_Input records_
----
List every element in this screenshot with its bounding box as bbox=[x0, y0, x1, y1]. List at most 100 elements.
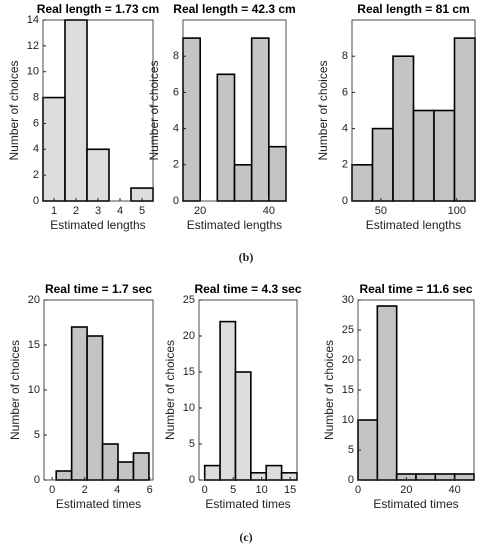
----
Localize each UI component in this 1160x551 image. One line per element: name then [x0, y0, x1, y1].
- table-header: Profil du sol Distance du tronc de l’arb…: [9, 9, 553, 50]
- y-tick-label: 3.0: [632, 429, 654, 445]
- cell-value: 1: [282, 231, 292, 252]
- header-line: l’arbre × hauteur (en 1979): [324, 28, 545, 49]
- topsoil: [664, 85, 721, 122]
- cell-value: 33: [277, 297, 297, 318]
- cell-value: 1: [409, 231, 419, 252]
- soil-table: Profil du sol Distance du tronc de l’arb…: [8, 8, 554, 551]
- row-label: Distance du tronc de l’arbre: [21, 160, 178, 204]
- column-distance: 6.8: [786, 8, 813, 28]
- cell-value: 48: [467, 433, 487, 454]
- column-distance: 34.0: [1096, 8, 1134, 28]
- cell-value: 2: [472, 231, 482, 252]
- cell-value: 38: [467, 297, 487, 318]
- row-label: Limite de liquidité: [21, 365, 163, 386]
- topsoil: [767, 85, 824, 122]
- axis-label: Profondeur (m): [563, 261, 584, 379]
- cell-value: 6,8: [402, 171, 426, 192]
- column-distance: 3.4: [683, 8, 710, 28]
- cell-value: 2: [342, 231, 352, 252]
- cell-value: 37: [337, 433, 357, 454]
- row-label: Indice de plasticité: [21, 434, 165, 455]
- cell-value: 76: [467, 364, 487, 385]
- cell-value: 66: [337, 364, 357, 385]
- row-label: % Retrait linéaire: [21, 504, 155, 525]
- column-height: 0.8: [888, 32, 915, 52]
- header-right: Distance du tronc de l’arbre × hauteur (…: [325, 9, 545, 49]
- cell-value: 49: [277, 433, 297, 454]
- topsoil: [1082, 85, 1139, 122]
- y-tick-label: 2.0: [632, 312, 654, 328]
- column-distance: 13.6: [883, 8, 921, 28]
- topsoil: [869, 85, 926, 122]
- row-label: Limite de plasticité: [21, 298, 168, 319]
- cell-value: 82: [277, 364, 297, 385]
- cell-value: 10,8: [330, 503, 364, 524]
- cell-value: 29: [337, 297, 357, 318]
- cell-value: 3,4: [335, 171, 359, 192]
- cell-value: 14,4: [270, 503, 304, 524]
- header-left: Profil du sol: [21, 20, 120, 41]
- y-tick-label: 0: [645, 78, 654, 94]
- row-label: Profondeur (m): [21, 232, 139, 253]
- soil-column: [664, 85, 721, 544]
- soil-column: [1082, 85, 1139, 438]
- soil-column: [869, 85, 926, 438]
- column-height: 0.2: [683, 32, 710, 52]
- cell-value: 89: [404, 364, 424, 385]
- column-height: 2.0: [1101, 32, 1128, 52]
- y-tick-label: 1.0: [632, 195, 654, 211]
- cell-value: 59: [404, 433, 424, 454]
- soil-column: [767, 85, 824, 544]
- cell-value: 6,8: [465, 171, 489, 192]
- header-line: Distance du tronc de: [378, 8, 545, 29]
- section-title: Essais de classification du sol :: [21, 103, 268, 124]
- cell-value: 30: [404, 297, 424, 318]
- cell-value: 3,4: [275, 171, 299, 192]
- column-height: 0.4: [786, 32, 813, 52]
----
_Challenge_
Put the lines from the one containing "Localize each UI" through the one containing "- cell-value: 48: [467, 433, 487, 454]", inclusive, into a numbered list, leaving out any blank lines.

_Written response_
1. Localize each UI component in this 1160x551 image. One line per element: name then [x0, y0, x1, y1].
2. - table-header: Profil du sol Distance du tronc de l’arb…: [9, 9, 553, 50]
3. - y-tick-label: 3.0: [632, 429, 654, 445]
4. - cell-value: 1: [282, 231, 292, 252]
5. - header-line: l’arbre × hauteur (en 1979): [324, 28, 545, 49]
6. - topsoil: [664, 85, 721, 122]
7. - cell-value: 33: [277, 297, 297, 318]
8. - cell-value: 1: [409, 231, 419, 252]
9. - soil-table: Profil du sol Distance du tronc de l’arb…: [8, 8, 554, 551]
10. - row-label: Distance du tronc de l’arbre: [21, 160, 178, 204]
11. - column-distance: 6.8: [786, 8, 813, 28]
12. - cell-value: 48: [467, 433, 487, 454]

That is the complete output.